--- start Records ---

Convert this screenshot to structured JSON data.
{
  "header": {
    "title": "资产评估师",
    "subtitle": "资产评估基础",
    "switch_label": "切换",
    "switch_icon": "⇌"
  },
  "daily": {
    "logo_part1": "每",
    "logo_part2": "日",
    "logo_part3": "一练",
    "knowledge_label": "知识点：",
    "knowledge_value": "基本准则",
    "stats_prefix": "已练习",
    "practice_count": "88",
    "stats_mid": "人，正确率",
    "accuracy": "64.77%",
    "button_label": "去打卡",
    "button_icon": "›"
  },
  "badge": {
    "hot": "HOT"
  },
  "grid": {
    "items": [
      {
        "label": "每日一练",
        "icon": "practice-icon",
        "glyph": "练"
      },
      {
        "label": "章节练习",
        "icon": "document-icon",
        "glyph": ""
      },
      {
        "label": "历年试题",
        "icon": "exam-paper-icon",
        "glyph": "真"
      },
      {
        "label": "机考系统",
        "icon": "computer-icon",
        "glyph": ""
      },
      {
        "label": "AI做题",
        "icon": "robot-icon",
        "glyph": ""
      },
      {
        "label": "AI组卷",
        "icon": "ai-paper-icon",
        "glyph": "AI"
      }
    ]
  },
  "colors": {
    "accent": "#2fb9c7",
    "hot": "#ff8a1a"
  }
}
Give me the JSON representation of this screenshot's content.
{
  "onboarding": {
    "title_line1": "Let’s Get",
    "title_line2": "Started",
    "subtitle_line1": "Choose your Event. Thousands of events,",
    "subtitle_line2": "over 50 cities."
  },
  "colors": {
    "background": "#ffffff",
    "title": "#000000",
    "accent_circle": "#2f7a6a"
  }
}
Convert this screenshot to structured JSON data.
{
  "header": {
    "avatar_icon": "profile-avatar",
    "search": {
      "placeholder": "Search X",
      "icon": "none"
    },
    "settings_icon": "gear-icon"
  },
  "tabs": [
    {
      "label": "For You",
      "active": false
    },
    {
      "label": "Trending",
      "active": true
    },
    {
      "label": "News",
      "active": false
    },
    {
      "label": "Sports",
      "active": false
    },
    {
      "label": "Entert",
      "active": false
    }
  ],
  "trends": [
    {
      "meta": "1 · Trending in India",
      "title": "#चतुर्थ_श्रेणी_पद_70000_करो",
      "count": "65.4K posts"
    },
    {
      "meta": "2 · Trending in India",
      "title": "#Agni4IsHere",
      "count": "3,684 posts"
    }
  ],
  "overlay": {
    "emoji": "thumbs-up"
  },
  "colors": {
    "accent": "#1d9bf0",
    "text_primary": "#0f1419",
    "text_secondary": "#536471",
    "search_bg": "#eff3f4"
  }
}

--- end Records ---

=== Problem details ===
Reproduce the listing in full. Keep it exactly as written.

=== Reply ===
Convert this screenshot to structured JSON data.
{
  "header": {
    "title": "资产评估师",
    "subtitle": "资产评估基础",
    "switch_label": "切换",
    "switch_icon": "⇌"
  },
  "daily": {
    "logo_part1": "每",
    "logo_part2": "日",
    "logo_part3": "一练",
    "knowledge_label": "知识点：",
    "knowledge_value": "基本准则",
    "stats_prefix": "已练习",
    "practice_count": "88",
    "stats_mid": "人，正确率",
    "accuracy": "64.77%",
    "button_label": "去打卡",
    "button_icon": "›"
  },
  "badge": {
    "hot": "HOT"
  },
  "grid": {
    "items": [
      {
        "label": "每日一练",
        "icon": "practice-icon",
        "glyph": "练"
      },
      {
        "label": "章节练习",
        "icon": "document-icon",
        "glyph": ""
      },
      {
        "label": "历年试题",
        "icon": "exam-paper-icon",
        "glyph": "真"
      },
      {
        "label": "机考系统",
        "icon": "computer-icon",
        "glyph": ""
      },
      {
        "label": "AI做题",
        "icon": "robot-icon",
        "glyph": ""
      },
      {
        "label": "AI组卷",
        "icon": "ai-paper-icon",
        "glyph": "AI"
      }
    ]
  },
  "colors": {
    "accent": "#2fb9c7",
    "hot": "#ff8a1a"
  }
}
Give me the JSON representation of this screenshot's content.
{
  "onboarding": {
    "title_line1": "Let’s Get",
    "title_line2": "Started",
    "subtitle_line1": "Choose your Event. Thousands of events,",
    "subtitle_line2": "over 50 cities."
  },
  "colors": {
    "background": "#ffffff",
    "title": "#000000",
    "accent_circle": "#2f7a6a"
  }
}
Convert this screenshot to structured JSON data.
{
  "header": {
    "avatar_icon": "profile-avatar",
    "search": {
      "placeholder": "Search X",
      "icon": "none"
    },
    "settings_icon": "gear-icon"
  },
  "tabs": [
    {
      "label": "For You",
      "active": false
    },
    {
      "label": "Trending",
      "active": true
    },
    {
      "label": "News",
      "active": false
    },
    {
      "label": "Sports",
      "active": false
    },
    {
      "label": "Entert",
      "active": false
    }
  ],
  "trends": [
    {
      "meta": "1 · Trending in India",
      "title": "#चतुर्थ_श्रेणी_पद_70000_करो",
      "count": "65.4K posts"
    },
    {
      "meta": "2 · Trending in India",
      "title": "#Agni4IsHere",
      "count": "3,684 posts"
    }
  ],
  "overlay": {
    "emoji": "thumbs-up"
  },
  "colors": {
    "accent": "#1d9bf0",
    "text_primary": "#0f1419",
    "text_secondary": "#536471",
    "search_bg": "#eff3f4"
  }
}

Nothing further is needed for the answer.